● **To be done**: Below are entries. Pull out all lines containing "role".

● **Records supplied**:
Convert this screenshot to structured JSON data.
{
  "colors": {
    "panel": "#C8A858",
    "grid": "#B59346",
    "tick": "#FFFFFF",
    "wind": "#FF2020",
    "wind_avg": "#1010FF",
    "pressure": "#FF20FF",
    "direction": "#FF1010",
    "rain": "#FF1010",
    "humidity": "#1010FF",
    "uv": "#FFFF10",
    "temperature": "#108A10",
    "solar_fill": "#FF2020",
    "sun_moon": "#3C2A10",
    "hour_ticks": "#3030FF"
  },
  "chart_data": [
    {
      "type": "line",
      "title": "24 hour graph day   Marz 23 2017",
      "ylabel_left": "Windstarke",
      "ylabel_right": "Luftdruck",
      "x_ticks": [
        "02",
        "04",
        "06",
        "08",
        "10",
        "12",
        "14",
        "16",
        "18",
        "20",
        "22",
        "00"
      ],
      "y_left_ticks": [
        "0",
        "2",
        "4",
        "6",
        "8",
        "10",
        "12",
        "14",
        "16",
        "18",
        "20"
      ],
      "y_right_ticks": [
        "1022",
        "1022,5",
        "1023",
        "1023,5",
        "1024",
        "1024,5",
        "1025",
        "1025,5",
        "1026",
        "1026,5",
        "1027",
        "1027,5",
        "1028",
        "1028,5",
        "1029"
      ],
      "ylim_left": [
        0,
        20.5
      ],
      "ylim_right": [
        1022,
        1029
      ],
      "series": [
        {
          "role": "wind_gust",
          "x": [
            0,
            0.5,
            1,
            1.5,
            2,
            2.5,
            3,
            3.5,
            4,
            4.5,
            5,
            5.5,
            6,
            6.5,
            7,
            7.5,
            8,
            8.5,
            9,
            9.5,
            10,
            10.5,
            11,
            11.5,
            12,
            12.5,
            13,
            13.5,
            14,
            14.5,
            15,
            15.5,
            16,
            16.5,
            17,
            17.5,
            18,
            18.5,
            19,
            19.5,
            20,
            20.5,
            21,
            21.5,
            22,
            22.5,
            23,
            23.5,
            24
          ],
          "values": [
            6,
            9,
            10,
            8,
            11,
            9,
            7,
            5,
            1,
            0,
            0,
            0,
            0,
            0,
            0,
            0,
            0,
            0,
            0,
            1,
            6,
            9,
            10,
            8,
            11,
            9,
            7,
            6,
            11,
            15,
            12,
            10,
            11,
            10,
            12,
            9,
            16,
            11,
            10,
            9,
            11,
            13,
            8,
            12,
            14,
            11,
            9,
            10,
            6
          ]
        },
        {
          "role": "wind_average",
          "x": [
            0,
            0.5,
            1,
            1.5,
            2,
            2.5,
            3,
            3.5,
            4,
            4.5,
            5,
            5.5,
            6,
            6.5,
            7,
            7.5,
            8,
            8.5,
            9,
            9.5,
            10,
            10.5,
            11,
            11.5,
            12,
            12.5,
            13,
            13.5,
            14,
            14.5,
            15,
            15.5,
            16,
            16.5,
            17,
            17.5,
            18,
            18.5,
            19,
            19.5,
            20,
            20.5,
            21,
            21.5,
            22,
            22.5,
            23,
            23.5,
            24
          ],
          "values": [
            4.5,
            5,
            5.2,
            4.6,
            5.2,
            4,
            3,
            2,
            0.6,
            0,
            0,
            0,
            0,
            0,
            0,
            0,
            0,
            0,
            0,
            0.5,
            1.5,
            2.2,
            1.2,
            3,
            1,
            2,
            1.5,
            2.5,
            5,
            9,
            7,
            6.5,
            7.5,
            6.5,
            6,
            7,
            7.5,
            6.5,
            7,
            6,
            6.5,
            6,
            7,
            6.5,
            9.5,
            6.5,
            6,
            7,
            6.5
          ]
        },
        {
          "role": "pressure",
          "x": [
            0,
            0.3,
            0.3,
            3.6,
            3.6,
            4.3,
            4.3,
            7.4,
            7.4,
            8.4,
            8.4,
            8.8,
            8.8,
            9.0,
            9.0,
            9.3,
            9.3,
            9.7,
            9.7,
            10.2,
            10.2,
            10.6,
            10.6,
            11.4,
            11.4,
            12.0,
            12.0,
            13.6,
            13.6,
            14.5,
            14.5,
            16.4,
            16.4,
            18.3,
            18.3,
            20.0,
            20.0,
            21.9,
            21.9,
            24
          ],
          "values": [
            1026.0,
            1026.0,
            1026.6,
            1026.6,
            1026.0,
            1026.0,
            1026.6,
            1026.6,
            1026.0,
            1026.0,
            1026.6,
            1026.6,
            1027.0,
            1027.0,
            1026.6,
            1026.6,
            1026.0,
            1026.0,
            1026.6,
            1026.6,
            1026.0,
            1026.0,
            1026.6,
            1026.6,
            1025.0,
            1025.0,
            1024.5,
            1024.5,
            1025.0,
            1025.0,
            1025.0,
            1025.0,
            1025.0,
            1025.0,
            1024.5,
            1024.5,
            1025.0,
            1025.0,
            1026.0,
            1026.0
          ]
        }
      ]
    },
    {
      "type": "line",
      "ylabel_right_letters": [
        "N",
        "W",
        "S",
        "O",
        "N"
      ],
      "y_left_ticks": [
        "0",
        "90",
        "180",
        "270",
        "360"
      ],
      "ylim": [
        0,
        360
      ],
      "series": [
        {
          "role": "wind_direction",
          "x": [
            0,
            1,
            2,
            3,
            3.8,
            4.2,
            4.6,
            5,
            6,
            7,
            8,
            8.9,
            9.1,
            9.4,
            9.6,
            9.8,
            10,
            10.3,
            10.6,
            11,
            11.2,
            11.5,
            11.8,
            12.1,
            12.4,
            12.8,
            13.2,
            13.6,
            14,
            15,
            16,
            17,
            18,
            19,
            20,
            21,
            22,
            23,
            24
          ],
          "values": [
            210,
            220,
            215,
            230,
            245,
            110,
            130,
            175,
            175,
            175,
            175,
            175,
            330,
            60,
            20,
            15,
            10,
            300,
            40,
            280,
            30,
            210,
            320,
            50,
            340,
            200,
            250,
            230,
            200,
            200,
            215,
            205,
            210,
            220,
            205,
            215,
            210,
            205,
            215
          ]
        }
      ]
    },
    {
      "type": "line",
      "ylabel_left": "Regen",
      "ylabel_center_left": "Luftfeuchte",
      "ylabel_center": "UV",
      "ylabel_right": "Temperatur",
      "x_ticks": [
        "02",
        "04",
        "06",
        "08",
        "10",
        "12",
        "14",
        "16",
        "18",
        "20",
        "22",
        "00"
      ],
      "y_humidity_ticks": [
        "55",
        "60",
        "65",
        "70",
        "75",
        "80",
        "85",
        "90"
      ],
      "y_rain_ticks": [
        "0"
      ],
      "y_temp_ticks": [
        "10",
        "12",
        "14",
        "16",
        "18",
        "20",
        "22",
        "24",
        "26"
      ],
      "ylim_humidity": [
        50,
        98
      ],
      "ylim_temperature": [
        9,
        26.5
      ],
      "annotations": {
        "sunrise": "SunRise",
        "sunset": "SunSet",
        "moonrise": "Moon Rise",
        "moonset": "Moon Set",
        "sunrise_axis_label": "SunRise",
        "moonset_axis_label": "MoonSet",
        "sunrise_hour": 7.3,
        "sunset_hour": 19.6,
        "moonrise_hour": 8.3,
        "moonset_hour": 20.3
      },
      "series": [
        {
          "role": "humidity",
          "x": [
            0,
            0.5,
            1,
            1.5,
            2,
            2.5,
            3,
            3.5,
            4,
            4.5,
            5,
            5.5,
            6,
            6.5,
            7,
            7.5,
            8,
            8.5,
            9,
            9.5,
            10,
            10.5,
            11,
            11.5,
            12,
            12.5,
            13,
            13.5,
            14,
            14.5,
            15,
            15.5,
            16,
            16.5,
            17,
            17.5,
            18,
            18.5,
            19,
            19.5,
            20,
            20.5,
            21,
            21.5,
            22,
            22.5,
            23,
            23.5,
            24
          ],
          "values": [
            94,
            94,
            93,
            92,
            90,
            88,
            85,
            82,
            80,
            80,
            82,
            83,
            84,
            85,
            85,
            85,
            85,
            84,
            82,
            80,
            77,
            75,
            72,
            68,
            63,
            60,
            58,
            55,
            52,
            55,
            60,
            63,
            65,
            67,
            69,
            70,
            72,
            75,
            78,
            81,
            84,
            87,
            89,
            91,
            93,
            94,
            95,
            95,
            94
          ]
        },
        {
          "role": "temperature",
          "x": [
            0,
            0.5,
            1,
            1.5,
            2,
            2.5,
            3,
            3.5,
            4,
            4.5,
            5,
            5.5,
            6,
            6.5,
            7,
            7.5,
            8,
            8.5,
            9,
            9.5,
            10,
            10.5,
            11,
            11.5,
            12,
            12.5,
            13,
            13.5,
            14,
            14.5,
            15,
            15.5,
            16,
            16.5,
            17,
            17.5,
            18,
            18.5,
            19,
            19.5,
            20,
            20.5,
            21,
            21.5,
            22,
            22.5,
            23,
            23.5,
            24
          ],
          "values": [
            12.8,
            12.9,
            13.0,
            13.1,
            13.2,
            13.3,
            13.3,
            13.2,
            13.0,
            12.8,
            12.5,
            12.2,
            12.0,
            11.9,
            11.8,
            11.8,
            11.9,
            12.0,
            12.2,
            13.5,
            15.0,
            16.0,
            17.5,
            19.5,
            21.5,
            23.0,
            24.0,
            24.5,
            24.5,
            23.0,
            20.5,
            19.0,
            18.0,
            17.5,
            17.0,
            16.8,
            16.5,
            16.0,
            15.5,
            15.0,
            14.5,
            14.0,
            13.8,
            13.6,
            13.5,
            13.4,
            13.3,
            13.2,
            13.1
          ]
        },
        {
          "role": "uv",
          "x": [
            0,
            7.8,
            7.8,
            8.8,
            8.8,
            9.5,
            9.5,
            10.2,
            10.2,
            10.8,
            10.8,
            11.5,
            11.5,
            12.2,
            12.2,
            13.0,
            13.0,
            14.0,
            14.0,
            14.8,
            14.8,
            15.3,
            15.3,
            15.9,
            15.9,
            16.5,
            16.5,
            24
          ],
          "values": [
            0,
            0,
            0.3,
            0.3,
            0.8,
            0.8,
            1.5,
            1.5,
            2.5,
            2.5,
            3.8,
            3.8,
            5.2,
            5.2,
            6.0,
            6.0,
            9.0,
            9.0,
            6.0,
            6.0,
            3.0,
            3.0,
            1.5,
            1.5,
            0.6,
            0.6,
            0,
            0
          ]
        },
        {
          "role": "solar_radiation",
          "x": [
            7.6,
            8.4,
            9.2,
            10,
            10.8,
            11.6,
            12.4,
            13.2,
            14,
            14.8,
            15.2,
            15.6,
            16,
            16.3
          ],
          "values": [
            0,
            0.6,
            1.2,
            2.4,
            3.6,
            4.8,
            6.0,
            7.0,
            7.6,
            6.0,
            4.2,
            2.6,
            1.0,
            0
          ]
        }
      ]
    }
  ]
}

● **Finished answer**:
          "role": "wind_gust",
          "role": "wind_average",
          "role": "pressure",
          "role": "wind_direction",
          "role": "humidity",
          "role": "temperature",
          "role": "uv",
          "role": "solar_radiation",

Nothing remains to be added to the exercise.